(Figure collection entries)
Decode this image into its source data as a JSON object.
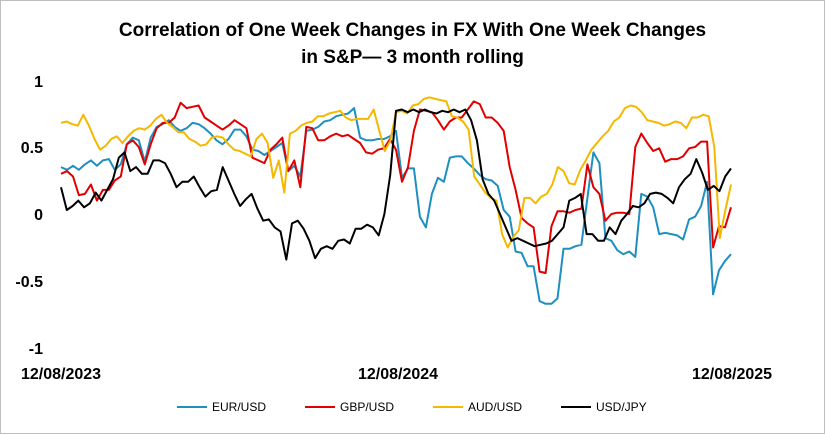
{
  "chart_data": {
    "type": "line",
    "title_lines": [
      "Correlation of One Week Changes in FX With One Week Changes",
      "in S&P— 3 month rolling"
    ],
    "xlabel": "",
    "ylabel": "",
    "ylim": [
      -1,
      1
    ],
    "y_ticks": [
      "1",
      "0.5",
      "0",
      "-0.5",
      "-1"
    ],
    "x_ticks": [
      "12/08/2023",
      "12/08/2024",
      "12/08/2025"
    ],
    "grid": false,
    "legend_position": "bottom",
    "series": [
      {
        "name": "EUR/USD",
        "color": "#1f8fbf",
        "values": [
          0.35,
          0.33,
          0.36,
          0.33,
          0.37,
          0.4,
          0.36,
          0.4,
          0.41,
          0.33,
          0.37,
          0.52,
          0.57,
          0.55,
          0.39,
          0.57,
          0.65,
          0.67,
          0.7,
          0.65,
          0.62,
          0.64,
          0.68,
          0.67,
          0.64,
          0.6,
          0.55,
          0.52,
          0.56,
          0.63,
          0.63,
          0.58,
          0.48,
          0.47,
          0.44,
          0.47,
          0.5,
          0.53,
          0.32,
          0.36,
          0.28,
          0.62,
          0.63,
          0.65,
          0.69,
          0.7,
          0.73,
          0.74,
          0.75,
          0.79,
          0.57,
          0.55,
          0.55,
          0.56,
          0.56,
          0.58,
          0.62,
          0.27,
          0.34,
          0.34,
          -0.02,
          -0.1,
          0.15,
          0.27,
          0.24,
          0.42,
          0.43,
          0.43,
          0.38,
          0.34,
          0.29,
          0.26,
          0.25,
          0.21,
          0.03,
          -0.02,
          -0.28,
          -0.29,
          -0.39,
          -0.39,
          -0.65,
          -0.67,
          -0.67,
          -0.63,
          -0.26,
          -0.26,
          -0.24,
          -0.23,
          0.12,
          0.46,
          0.38,
          -0.18,
          -0.2,
          -0.27,
          -0.3,
          -0.28,
          -0.32,
          0.15,
          0.13,
          0.05,
          -0.15,
          -0.14,
          -0.15,
          -0.16,
          -0.19,
          -0.04,
          -0.02,
          0.06,
          0.24,
          -0.6,
          -0.42,
          -0.35,
          -0.3
        ]
      },
      {
        "name": "GBP/USD",
        "color": "#e00000",
        "values": [
          0.3,
          0.32,
          0.28,
          0.14,
          0.15,
          0.22,
          0.1,
          0.18,
          0.18,
          0.25,
          0.28,
          0.52,
          0.55,
          0.5,
          0.37,
          0.52,
          0.64,
          0.68,
          0.68,
          0.72,
          0.83,
          0.79,
          0.8,
          0.81,
          0.72,
          0.69,
          0.66,
          0.63,
          0.66,
          0.7,
          0.67,
          0.64,
          0.42,
          0.4,
          0.38,
          0.48,
          0.52,
          0.57,
          0.32,
          0.4,
          0.2,
          0.65,
          0.64,
          0.55,
          0.55,
          0.58,
          0.6,
          0.58,
          0.59,
          0.56,
          0.53,
          0.46,
          0.45,
          0.48,
          0.49,
          0.56,
          0.48,
          0.24,
          0.35,
          0.62,
          0.78,
          0.77,
          0.76,
          0.7,
          0.63,
          0.69,
          0.72,
          0.72,
          0.78,
          0.84,
          0.82,
          0.72,
          0.72,
          0.68,
          0.62,
          0.35,
          0.18,
          -0.03,
          -0.07,
          -0.1,
          -0.43,
          -0.44,
          -0.09,
          0.02,
          0.02,
          0.01,
          0.03,
          0.04,
          0.37,
          0.2,
          0.15,
          -0.05,
          0.0,
          0.01,
          0.01,
          0.0,
          0.5,
          0.6,
          0.53,
          0.47,
          0.49,
          0.39,
          0.41,
          0.41,
          0.43,
          0.49,
          0.5,
          0.54,
          0.54,
          -0.25,
          -0.09,
          -0.1,
          0.05
        ]
      },
      {
        "name": "AUD/USD",
        "color": "#f5b800",
        "values": [
          0.68,
          0.69,
          0.67,
          0.66,
          0.74,
          0.66,
          0.56,
          0.48,
          0.51,
          0.56,
          0.58,
          0.53,
          0.58,
          0.62,
          0.64,
          0.63,
          0.66,
          0.71,
          0.74,
          0.68,
          0.65,
          0.61,
          0.61,
          0.56,
          0.54,
          0.51,
          0.52,
          0.57,
          0.58,
          0.57,
          0.52,
          0.48,
          0.47,
          0.45,
          0.43,
          0.56,
          0.6,
          0.53,
          0.27,
          0.4,
          0.16,
          0.6,
          0.62,
          0.66,
          0.68,
          0.69,
          0.73,
          0.73,
          0.75,
          0.76,
          0.77,
          0.72,
          0.7,
          0.71,
          0.71,
          0.71,
          0.78,
          0.62,
          0.47,
          0.55,
          0.76,
          0.77,
          0.75,
          0.81,
          0.82,
          0.86,
          0.87,
          0.86,
          0.85,
          0.84,
          0.73,
          0.72,
          0.69,
          0.63,
          0.28,
          0.22,
          0.16,
          0.12,
          0.1,
          -0.15,
          -0.25,
          -0.17,
          -0.12,
          0.12,
          0.12,
          0.08,
          0.13,
          0.15,
          0.22,
          0.35,
          0.32,
          0.23,
          0.22,
          0.33,
          0.4,
          0.48,
          0.53,
          0.58,
          0.62,
          0.69,
          0.72,
          0.79,
          0.81,
          0.8,
          0.76,
          0.7,
          0.69,
          0.68,
          0.66,
          0.67,
          0.69,
          0.68,
          0.64,
          0.72,
          0.72,
          0.74,
          0.73,
          0.5,
          -0.18,
          0.03,
          0.22
        ]
      },
      {
        "name": "USD/JPY",
        "color": "#000000",
        "values": [
          0.2,
          0.03,
          0.06,
          0.1,
          0.05,
          0.08,
          0.16,
          0.1,
          0.18,
          0.26,
          0.42,
          0.46,
          0.32,
          0.35,
          0.3,
          0.3,
          0.4,
          0.4,
          0.38,
          0.3,
          0.2,
          0.24,
          0.24,
          0.28,
          0.2,
          0.13,
          0.17,
          0.18,
          0.35,
          0.25,
          0.15,
          0.06,
          0.11,
          0.15,
          0.04,
          -0.05,
          -0.04,
          -0.1,
          -0.13,
          -0.34,
          -0.07,
          -0.05,
          -0.11,
          -0.2,
          -0.33,
          -0.26,
          -0.24,
          -0.26,
          -0.2,
          -0.19,
          -0.22,
          -0.11,
          -0.11,
          -0.08,
          -0.1,
          -0.16,
          0.0,
          0.29,
          0.77,
          0.78,
          0.76,
          0.78,
          0.76,
          0.78,
          0.76,
          0.75,
          0.77,
          0.76,
          0.78,
          0.76,
          0.78,
          0.7,
          0.55,
          0.26,
          0.15,
          0.1,
          0.0,
          -0.1,
          -0.2,
          -0.18,
          -0.2,
          -0.22,
          -0.24,
          -0.23,
          -0.22,
          -0.2,
          -0.15,
          -0.1,
          0.1,
          0.12,
          0.15,
          -0.15,
          -0.15,
          -0.2,
          -0.2,
          -0.1,
          -0.15,
          -0.05,
          0.0,
          0.06,
          0.05,
          0.08,
          0.15,
          0.16,
          0.15,
          0.12,
          0.08,
          0.2,
          0.26,
          0.3,
          0.41,
          0.31,
          0.18,
          0.21,
          0.17,
          0.28,
          0.34
        ]
      }
    ]
  }
}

| GIVEN REQUEST |
The listing above needs to be output again exactly. Don't include the pictures.

| RESPONSE |
Decode this image into its source data as a JSON object.
{
  "chart_data": {
    "type": "line",
    "title_lines": [
      "Correlation of One Week Changes in FX With One Week Changes",
      "in S&P— 3 month rolling"
    ],
    "xlabel": "",
    "ylabel": "",
    "ylim": [
      -1,
      1
    ],
    "y_ticks": [
      "1",
      "0.5",
      "0",
      "-0.5",
      "-1"
    ],
    "x_ticks": [
      "12/08/2023",
      "12/08/2024",
      "12/08/2025"
    ],
    "grid": false,
    "legend_position": "bottom",
    "series": [
      {
        "name": "EUR/USD",
        "color": "#1f8fbf",
        "values": [
          0.35,
          0.33,
          0.36,
          0.33,
          0.37,
          0.4,
          0.36,
          0.4,
          0.41,
          0.33,
          0.37,
          0.52,
          0.57,
          0.55,
          0.39,
          0.57,
          0.65,
          0.67,
          0.7,
          0.65,
          0.62,
          0.64,
          0.68,
          0.67,
          0.64,
          0.6,
          0.55,
          0.52,
          0.56,
          0.63,
          0.63,
          0.58,
          0.48,
          0.47,
          0.44,
          0.47,
          0.5,
          0.53,
          0.32,
          0.36,
          0.28,
          0.62,
          0.63,
          0.65,
          0.69,
          0.7,
          0.73,
          0.74,
          0.75,
          0.79,
          0.57,
          0.55,
          0.55,
          0.56,
          0.56,
          0.58,
          0.62,
          0.27,
          0.34,
          0.34,
          -0.02,
          -0.1,
          0.15,
          0.27,
          0.24,
          0.42,
          0.43,
          0.43,
          0.38,
          0.34,
          0.29,
          0.26,
          0.25,
          0.21,
          0.03,
          -0.02,
          -0.28,
          -0.29,
          -0.39,
          -0.39,
          -0.65,
          -0.67,
          -0.67,
          -0.63,
          -0.26,
          -0.26,
          -0.24,
          -0.23,
          0.12,
          0.46,
          0.38,
          -0.18,
          -0.2,
          -0.27,
          -0.3,
          -0.28,
          -0.32,
          0.15,
          0.13,
          0.05,
          -0.15,
          -0.14,
          -0.15,
          -0.16,
          -0.19,
          -0.04,
          -0.02,
          0.06,
          0.24,
          -0.6,
          -0.42,
          -0.35,
          -0.3
        ]
      },
      {
        "name": "GBP/USD",
        "color": "#e00000",
        "values": [
          0.3,
          0.32,
          0.28,
          0.14,
          0.15,
          0.22,
          0.1,
          0.18,
          0.18,
          0.25,
          0.28,
          0.52,
          0.55,
          0.5,
          0.37,
          0.52,
          0.64,
          0.68,
          0.68,
          0.72,
          0.83,
          0.79,
          0.8,
          0.81,
          0.72,
          0.69,
          0.66,
          0.63,
          0.66,
          0.7,
          0.67,
          0.64,
          0.42,
          0.4,
          0.38,
          0.48,
          0.52,
          0.57,
          0.32,
          0.4,
          0.2,
          0.65,
          0.64,
          0.55,
          0.55,
          0.58,
          0.6,
          0.58,
          0.59,
          0.56,
          0.53,
          0.46,
          0.45,
          0.48,
          0.49,
          0.56,
          0.48,
          0.24,
          0.35,
          0.62,
          0.78,
          0.77,
          0.76,
          0.7,
          0.63,
          0.69,
          0.72,
          0.72,
          0.78,
          0.84,
          0.82,
          0.72,
          0.72,
          0.68,
          0.62,
          0.35,
          0.18,
          -0.03,
          -0.07,
          -0.1,
          -0.43,
          -0.44,
          -0.09,
          0.02,
          0.02,
          0.01,
          0.03,
          0.04,
          0.37,
          0.2,
          0.15,
          -0.05,
          0.0,
          0.01,
          0.01,
          0.0,
          0.5,
          0.6,
          0.53,
          0.47,
          0.49,
          0.39,
          0.41,
          0.41,
          0.43,
          0.49,
          0.5,
          0.54,
          0.54,
          -0.25,
          -0.09,
          -0.1,
          0.05
        ]
      },
      {
        "name": "AUD/USD",
        "color": "#f5b800",
        "values": [
          0.68,
          0.69,
          0.67,
          0.66,
          0.74,
          0.66,
          0.56,
          0.48,
          0.51,
          0.56,
          0.58,
          0.53,
          0.58,
          0.62,
          0.64,
          0.63,
          0.66,
          0.71,
          0.74,
          0.68,
          0.65,
          0.61,
          0.61,
          0.56,
          0.54,
          0.51,
          0.52,
          0.57,
          0.58,
          0.57,
          0.52,
          0.48,
          0.47,
          0.45,
          0.43,
          0.56,
          0.6,
          0.53,
          0.27,
          0.4,
          0.16,
          0.6,
          0.62,
          0.66,
          0.68,
          0.69,
          0.73,
          0.73,
          0.75,
          0.76,
          0.77,
          0.72,
          0.7,
          0.71,
          0.71,
          0.71,
          0.78,
          0.62,
          0.47,
          0.55,
          0.76,
          0.77,
          0.75,
          0.81,
          0.82,
          0.86,
          0.87,
          0.86,
          0.85,
          0.84,
          0.73,
          0.72,
          0.69,
          0.63,
          0.28,
          0.22,
          0.16,
          0.12,
          0.1,
          -0.15,
          -0.25,
          -0.17,
          -0.12,
          0.12,
          0.12,
          0.08,
          0.13,
          0.15,
          0.22,
          0.35,
          0.32,
          0.23,
          0.22,
          0.33,
          0.4,
          0.48,
          0.53,
          0.58,
          0.62,
          0.69,
          0.72,
          0.79,
          0.81,
          0.8,
          0.76,
          0.7,
          0.69,
          0.68,
          0.66,
          0.67,
          0.69,
          0.68,
          0.64,
          0.72,
          0.72,
          0.74,
          0.73,
          0.5,
          -0.18,
          0.03,
          0.22
        ]
      },
      {
        "name": "USD/JPY",
        "color": "#000000",
        "values": [
          0.2,
          0.03,
          0.06,
          0.1,
          0.05,
          0.08,
          0.16,
          0.1,
          0.18,
          0.26,
          0.42,
          0.46,
          0.32,
          0.35,
          0.3,
          0.3,
          0.4,
          0.4,
          0.38,
          0.3,
          0.2,
          0.24,
          0.24,
          0.28,
          0.2,
          0.13,
          0.17,
          0.18,
          0.35,
          0.25,
          0.15,
          0.06,
          0.11,
          0.15,
          0.04,
          -0.05,
          -0.04,
          -0.1,
          -0.13,
          -0.34,
          -0.07,
          -0.05,
          -0.11,
          -0.2,
          -0.33,
          -0.26,
          -0.24,
          -0.26,
          -0.2,
          -0.19,
          -0.22,
          -0.11,
          -0.11,
          -0.08,
          -0.1,
          -0.16,
          0.0,
          0.29,
          0.77,
          0.78,
          0.76,
          0.78,
          0.76,
          0.78,
          0.76,
          0.75,
          0.77,
          0.76,
          0.78,
          0.76,
          0.78,
          0.7,
          0.55,
          0.26,
          0.15,
          0.1,
          0.0,
          -0.1,
          -0.2,
          -0.18,
          -0.2,
          -0.22,
          -0.24,
          -0.23,
          -0.22,
          -0.2,
          -0.15,
          -0.1,
          0.1,
          0.12,
          0.15,
          -0.15,
          -0.15,
          -0.2,
          -0.2,
          -0.1,
          -0.15,
          -0.05,
          0.0,
          0.06,
          0.05,
          0.08,
          0.15,
          0.16,
          0.15,
          0.12,
          0.08,
          0.2,
          0.26,
          0.3,
          0.41,
          0.31,
          0.18,
          0.21,
          0.17,
          0.28,
          0.34
        ]
      }
    ]
  }
}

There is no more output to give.